● **What you need to do**:
Count every line of these entries that holds the word "Hallands", and reply with the number only.

Data listing:
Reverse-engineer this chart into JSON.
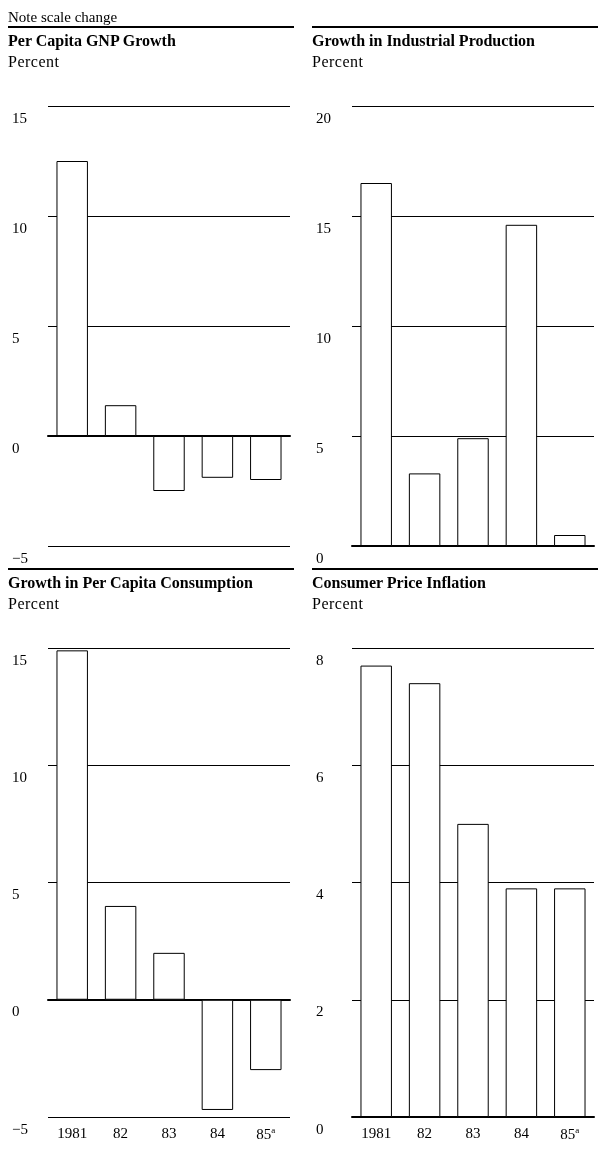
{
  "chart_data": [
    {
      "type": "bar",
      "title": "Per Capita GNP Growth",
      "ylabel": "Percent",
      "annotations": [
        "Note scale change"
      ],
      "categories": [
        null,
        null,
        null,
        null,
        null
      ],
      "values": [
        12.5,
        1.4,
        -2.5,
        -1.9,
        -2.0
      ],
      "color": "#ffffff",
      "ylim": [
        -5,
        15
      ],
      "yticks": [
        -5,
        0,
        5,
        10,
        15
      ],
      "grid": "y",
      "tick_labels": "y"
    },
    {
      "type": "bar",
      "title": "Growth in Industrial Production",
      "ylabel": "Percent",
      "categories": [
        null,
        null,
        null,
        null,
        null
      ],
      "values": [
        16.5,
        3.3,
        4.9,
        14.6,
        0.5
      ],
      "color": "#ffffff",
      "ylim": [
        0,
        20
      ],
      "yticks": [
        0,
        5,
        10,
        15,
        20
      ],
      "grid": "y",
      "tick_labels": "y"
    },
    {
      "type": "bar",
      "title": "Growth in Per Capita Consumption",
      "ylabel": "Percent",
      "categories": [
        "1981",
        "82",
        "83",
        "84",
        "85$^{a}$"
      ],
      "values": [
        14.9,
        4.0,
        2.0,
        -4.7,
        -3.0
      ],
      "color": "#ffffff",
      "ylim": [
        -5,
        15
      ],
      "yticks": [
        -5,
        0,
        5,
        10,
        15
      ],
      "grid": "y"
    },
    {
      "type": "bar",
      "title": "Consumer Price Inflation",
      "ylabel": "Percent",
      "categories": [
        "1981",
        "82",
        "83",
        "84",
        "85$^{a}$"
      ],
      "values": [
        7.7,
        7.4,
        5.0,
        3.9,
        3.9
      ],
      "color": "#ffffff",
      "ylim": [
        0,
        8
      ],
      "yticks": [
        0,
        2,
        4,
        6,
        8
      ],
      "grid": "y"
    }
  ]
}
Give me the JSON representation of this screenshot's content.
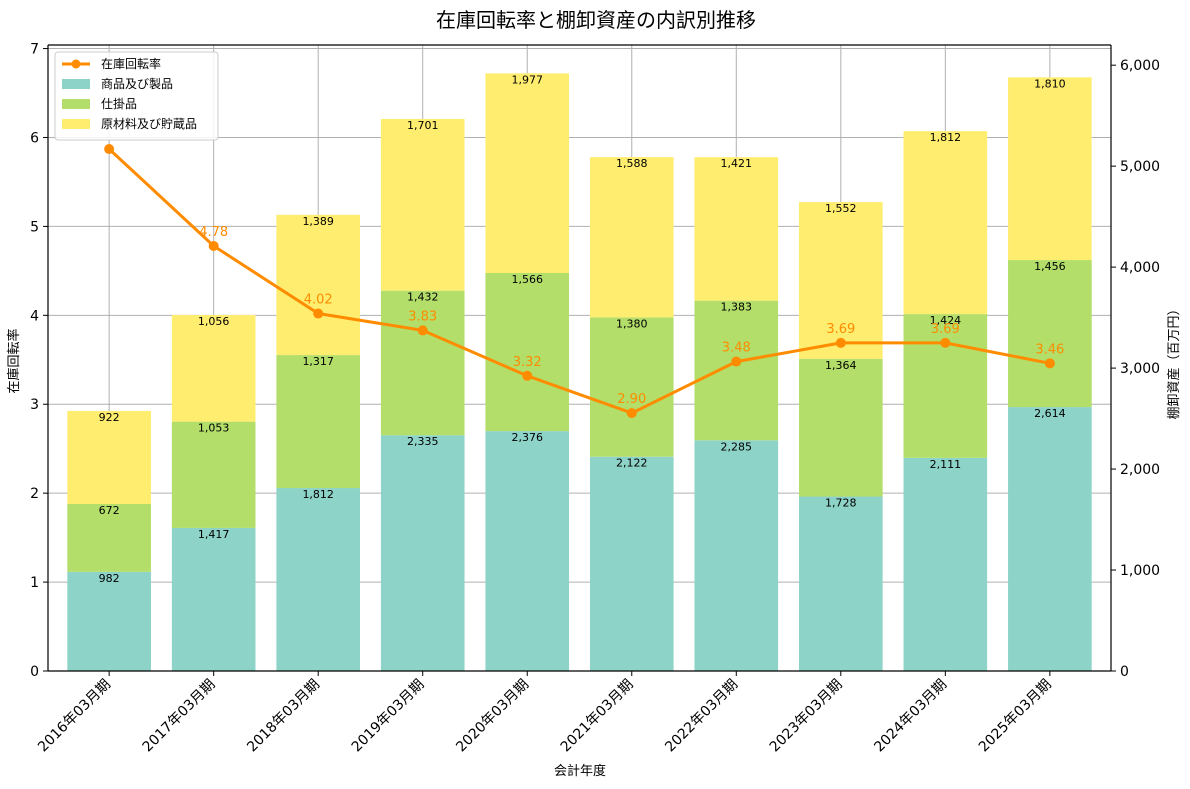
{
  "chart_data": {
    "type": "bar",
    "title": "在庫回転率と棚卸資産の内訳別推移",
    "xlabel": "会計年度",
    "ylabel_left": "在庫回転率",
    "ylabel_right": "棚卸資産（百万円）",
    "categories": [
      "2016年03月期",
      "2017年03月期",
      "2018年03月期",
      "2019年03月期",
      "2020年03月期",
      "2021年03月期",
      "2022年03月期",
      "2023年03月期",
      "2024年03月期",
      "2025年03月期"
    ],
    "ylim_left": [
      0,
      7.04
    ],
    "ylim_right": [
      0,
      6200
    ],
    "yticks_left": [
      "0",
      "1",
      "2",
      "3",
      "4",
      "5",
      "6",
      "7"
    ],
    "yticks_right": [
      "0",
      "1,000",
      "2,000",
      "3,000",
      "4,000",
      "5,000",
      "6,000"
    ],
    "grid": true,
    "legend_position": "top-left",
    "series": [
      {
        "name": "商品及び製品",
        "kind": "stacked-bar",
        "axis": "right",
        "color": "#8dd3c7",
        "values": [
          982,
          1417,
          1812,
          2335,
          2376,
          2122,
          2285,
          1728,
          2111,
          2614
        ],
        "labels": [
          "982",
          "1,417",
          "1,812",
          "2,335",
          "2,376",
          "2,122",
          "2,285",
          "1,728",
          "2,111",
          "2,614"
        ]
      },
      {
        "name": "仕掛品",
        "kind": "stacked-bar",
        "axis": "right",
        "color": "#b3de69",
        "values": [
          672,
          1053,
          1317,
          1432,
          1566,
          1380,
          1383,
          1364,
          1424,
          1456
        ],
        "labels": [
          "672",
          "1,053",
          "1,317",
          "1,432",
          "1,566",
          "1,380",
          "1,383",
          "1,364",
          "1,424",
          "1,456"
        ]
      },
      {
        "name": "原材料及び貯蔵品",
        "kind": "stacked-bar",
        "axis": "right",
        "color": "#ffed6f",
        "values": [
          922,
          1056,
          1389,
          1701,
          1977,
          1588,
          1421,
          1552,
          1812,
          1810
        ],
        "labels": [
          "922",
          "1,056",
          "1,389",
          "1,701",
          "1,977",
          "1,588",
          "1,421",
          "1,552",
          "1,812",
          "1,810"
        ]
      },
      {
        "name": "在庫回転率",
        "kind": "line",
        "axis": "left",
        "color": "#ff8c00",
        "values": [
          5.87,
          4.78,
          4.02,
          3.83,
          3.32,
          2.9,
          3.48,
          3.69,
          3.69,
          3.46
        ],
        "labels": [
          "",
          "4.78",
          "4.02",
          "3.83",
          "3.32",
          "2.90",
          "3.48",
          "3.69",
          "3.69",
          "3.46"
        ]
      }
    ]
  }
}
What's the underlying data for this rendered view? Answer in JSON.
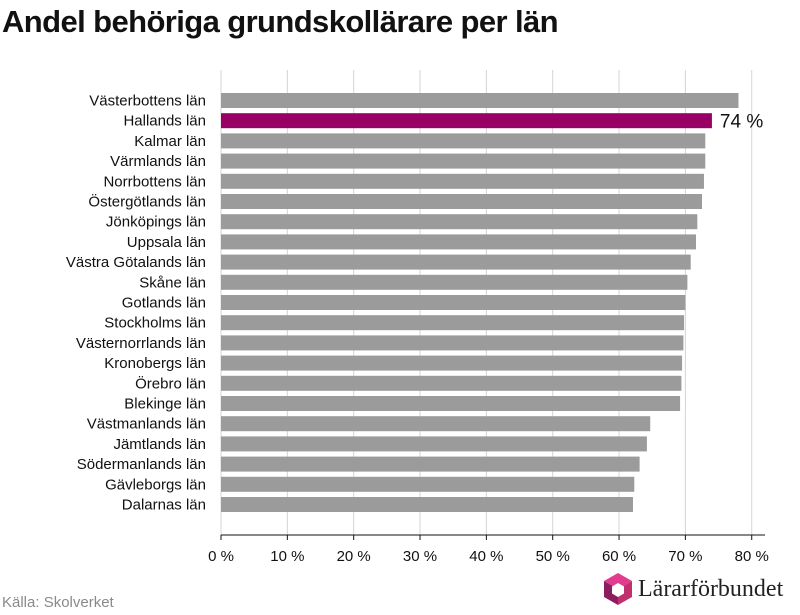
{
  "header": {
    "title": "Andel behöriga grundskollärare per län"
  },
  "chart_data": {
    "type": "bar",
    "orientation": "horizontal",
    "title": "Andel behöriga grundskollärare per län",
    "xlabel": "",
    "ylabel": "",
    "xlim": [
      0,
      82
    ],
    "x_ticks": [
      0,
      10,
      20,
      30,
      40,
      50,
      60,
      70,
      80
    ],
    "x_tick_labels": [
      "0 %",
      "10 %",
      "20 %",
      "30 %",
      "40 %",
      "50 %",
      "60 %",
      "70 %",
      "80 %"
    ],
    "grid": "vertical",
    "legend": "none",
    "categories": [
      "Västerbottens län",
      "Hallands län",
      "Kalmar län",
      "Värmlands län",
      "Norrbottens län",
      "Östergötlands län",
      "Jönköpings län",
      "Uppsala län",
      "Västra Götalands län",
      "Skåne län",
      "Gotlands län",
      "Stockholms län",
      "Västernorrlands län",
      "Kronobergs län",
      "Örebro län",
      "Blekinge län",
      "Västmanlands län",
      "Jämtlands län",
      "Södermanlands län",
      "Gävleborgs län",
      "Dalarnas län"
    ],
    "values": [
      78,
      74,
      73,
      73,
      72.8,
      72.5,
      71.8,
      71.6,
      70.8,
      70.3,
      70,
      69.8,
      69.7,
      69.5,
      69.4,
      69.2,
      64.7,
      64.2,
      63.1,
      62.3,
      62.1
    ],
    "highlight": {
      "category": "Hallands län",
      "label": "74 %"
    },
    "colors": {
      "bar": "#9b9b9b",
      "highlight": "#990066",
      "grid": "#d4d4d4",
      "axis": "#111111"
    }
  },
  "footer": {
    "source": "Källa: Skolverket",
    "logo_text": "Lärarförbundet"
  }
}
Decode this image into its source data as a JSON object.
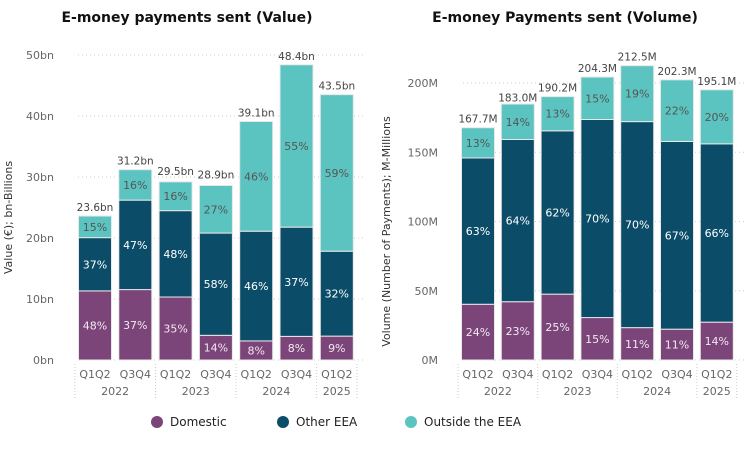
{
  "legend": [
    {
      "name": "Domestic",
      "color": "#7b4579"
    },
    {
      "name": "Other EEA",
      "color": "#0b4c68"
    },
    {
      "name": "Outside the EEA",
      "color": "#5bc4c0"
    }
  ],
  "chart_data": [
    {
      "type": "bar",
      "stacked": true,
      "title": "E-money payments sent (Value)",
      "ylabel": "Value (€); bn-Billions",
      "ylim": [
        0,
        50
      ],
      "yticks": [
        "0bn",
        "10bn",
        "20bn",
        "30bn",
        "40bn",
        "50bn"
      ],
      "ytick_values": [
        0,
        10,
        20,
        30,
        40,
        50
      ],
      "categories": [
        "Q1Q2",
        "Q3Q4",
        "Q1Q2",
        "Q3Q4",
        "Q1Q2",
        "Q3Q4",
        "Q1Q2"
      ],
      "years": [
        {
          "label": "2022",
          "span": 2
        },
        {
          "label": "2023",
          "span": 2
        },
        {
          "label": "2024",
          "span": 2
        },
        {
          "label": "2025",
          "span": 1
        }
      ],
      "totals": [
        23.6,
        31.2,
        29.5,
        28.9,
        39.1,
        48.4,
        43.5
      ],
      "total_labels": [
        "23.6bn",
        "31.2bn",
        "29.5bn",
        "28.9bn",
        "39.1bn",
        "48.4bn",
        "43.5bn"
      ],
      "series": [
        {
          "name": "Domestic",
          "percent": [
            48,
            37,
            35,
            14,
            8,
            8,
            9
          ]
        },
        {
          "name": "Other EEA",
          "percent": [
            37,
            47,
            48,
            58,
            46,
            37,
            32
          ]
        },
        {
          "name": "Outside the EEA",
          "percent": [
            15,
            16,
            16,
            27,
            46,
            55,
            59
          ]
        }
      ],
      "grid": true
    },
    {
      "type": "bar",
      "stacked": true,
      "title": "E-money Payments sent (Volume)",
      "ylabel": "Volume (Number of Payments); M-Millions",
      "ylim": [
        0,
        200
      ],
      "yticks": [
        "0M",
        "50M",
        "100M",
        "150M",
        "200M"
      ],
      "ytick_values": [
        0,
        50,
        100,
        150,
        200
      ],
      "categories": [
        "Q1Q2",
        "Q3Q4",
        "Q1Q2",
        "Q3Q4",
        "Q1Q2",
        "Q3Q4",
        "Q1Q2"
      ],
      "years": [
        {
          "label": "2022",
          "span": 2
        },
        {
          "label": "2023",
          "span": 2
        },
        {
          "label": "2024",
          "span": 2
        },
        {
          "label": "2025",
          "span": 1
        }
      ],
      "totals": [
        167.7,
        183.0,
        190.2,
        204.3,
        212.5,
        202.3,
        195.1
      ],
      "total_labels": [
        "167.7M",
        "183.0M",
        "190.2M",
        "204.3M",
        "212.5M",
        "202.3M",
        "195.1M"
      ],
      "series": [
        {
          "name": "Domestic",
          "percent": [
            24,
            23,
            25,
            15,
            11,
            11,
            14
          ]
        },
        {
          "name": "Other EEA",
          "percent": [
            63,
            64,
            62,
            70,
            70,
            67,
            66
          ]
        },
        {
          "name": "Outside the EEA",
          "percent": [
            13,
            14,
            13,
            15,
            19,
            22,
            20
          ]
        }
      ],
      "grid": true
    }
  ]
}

● **Answer in full**:
2